- _GOAL OF THE EXERCISE_: Give back all the data exactly, line by line.

********

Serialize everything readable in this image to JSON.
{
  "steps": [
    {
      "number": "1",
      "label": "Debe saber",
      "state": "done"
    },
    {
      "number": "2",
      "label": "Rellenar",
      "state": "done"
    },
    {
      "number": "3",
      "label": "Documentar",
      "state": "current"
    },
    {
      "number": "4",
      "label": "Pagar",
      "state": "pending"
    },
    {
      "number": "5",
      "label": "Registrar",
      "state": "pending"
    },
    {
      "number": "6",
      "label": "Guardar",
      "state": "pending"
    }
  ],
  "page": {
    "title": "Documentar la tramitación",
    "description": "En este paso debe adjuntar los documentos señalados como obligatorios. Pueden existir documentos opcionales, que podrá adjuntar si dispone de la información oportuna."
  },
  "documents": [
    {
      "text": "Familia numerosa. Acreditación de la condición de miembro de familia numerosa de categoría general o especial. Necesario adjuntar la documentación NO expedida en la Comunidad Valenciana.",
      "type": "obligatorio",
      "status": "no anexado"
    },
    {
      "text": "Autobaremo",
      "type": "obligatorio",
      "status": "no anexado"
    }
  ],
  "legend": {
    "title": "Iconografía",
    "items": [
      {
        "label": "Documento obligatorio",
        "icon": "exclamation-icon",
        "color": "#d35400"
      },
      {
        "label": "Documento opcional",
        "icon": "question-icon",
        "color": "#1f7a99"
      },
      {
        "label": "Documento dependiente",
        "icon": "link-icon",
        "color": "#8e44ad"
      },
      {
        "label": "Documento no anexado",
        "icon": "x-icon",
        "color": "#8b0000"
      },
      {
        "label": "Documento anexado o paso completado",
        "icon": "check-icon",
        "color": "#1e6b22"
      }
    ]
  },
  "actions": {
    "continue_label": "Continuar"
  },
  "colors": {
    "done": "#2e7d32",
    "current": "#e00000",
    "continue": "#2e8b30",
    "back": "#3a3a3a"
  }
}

********

- _ANSWER FOR THIS EXERCISE_:
Serialize everything readable in this image to JSON.
{
  "steps": [
    {
      "number": "1",
      "label": "Debe saber",
      "state": "done"
    },
    {
      "number": "2",
      "label": "Rellenar",
      "state": "done"
    },
    {
      "number": "3",
      "label": "Documentar",
      "state": "current"
    },
    {
      "number": "4",
      "label": "Pagar",
      "state": "pending"
    },
    {
      "number": "5",
      "label": "Registrar",
      "state": "pending"
    },
    {
      "number": "6",
      "label": "Guardar",
      "state": "pending"
    }
  ],
  "page": {
    "title": "Documentar la tramitación",
    "description": "En este paso debe adjuntar los documentos señalados como obligatorios. Pueden existir documentos opcionales, que podrá adjuntar si dispone de la información oportuna."
  },
  "documents": [
    {
      "text": "Familia numerosa. Acreditación de la condición de miembro de familia numerosa de categoría general o especial. Necesario adjuntar la documentación NO expedida en la Comunidad Valenciana.",
      "type": "obligatorio",
      "status": "no anexado"
    },
    {
      "text": "Autobaremo",
      "type": "obligatorio",
      "status": "no anexado"
    }
  ],
  "legend": {
    "title": "Iconografía",
    "items": [
      {
        "label": "Documento obligatorio",
        "icon": "exclamation-icon",
        "color": "#d35400"
      },
      {
        "label": "Documento opcional",
        "icon": "question-icon",
        "color": "#1f7a99"
      },
      {
        "label": "Documento dependiente",
        "icon": "link-icon",
        "color": "#8e44ad"
      },
      {
        "label": "Documento no anexado",
        "icon": "x-icon",
        "color": "#8b0000"
      },
      {
        "label": "Documento anexado o paso completado",
        "icon": "check-icon",
        "color": "#1e6b22"
      }
    ]
  },
  "actions": {
    "continue_label": "Continuar"
  },
  "colors": {
    "done": "#2e7d32",
    "current": "#e00000",
    "continue": "#2e8b30",
    "back": "#3a3a3a"
  }
}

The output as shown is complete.